Task goal: Draw out every line with the word "Quilmes" from the listing below.

Data items
+ + + + + + +

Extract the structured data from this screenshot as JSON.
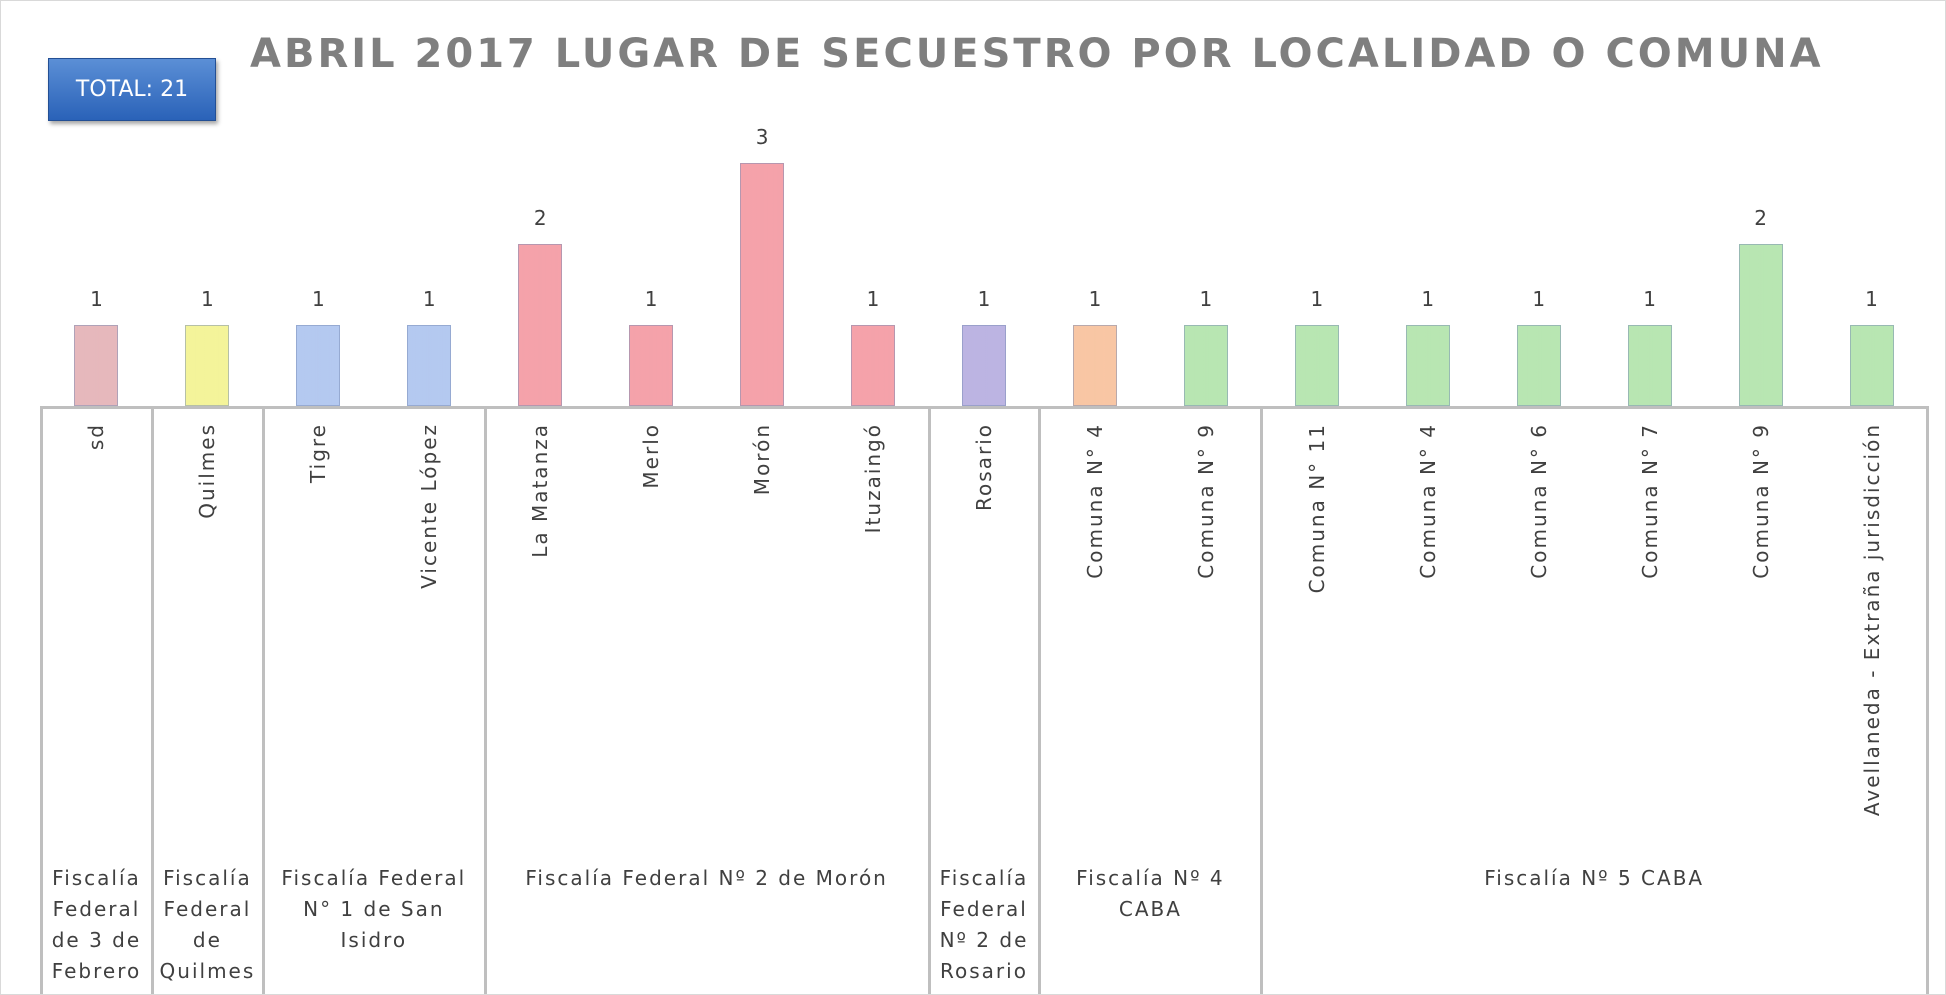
{
  "chart_data": {
    "type": "bar",
    "title": "ABRIL 2017 LUGAR DE SECUESTRO POR LOCALIDAD O COMUNA",
    "total_label": "TOTAL: 21",
    "groups": [
      {
        "label": "Fiscalía Federal de 3 de Febrero",
        "categories": [
          "sd"
        ],
        "values": [
          1
        ],
        "colors": [
          "#e6b8bc"
        ]
      },
      {
        "label": "Fiscalía Federal de Quilmes",
        "categories": [
          "Quilmes"
        ],
        "values": [
          1
        ],
        "colors": [
          "#f4f49a"
        ]
      },
      {
        "label": "Fiscalía Federal N° 1 de San Isidro",
        "categories": [
          "Tigre",
          "Vicente López"
        ],
        "values": [
          1,
          1
        ],
        "colors": [
          "#b4c9f0",
          "#b4c9f0"
        ]
      },
      {
        "label": "Fiscalía Federal Nº 2 de Morón",
        "categories": [
          "La Matanza",
          "Merlo",
          "Morón",
          "Ituzaingó"
        ],
        "values": [
          2,
          1,
          3,
          1
        ],
        "colors": [
          "#f5a2aa",
          "#f5a2aa",
          "#f5a2aa",
          "#f5a2aa"
        ]
      },
      {
        "label": "Fiscalía Federal Nº 2 de Rosario",
        "categories": [
          "Rosario"
        ],
        "values": [
          1
        ],
        "colors": [
          "#bcb4e2"
        ]
      },
      {
        "label": "Fiscalía Nº 4 CABA",
        "categories": [
          "Comuna N° 4",
          "Comuna N° 9"
        ],
        "values": [
          1,
          1
        ],
        "colors": [
          "#f8c6a4",
          "#b8e6b2"
        ]
      },
      {
        "label": "Fiscalía Nº 5 CABA",
        "categories": [
          "Comuna N° 11",
          "Comuna N° 4",
          "Comuna N° 6",
          "Comuna N° 7",
          "Comuna N° 9",
          "Avellaneda - Extraña jurisdicción"
        ],
        "values": [
          1,
          1,
          1,
          1,
          2,
          1
        ],
        "colors": [
          "#b8e6b2",
          "#b8e6b2",
          "#b8e6b2",
          "#b8e6b2",
          "#b8e6b2",
          "#b8e6b2"
        ]
      }
    ]
  }
}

+ + + + + + +

Solved exercise:
        "label": "Fiscalía Federal de Quilmes",
          "Quilmes"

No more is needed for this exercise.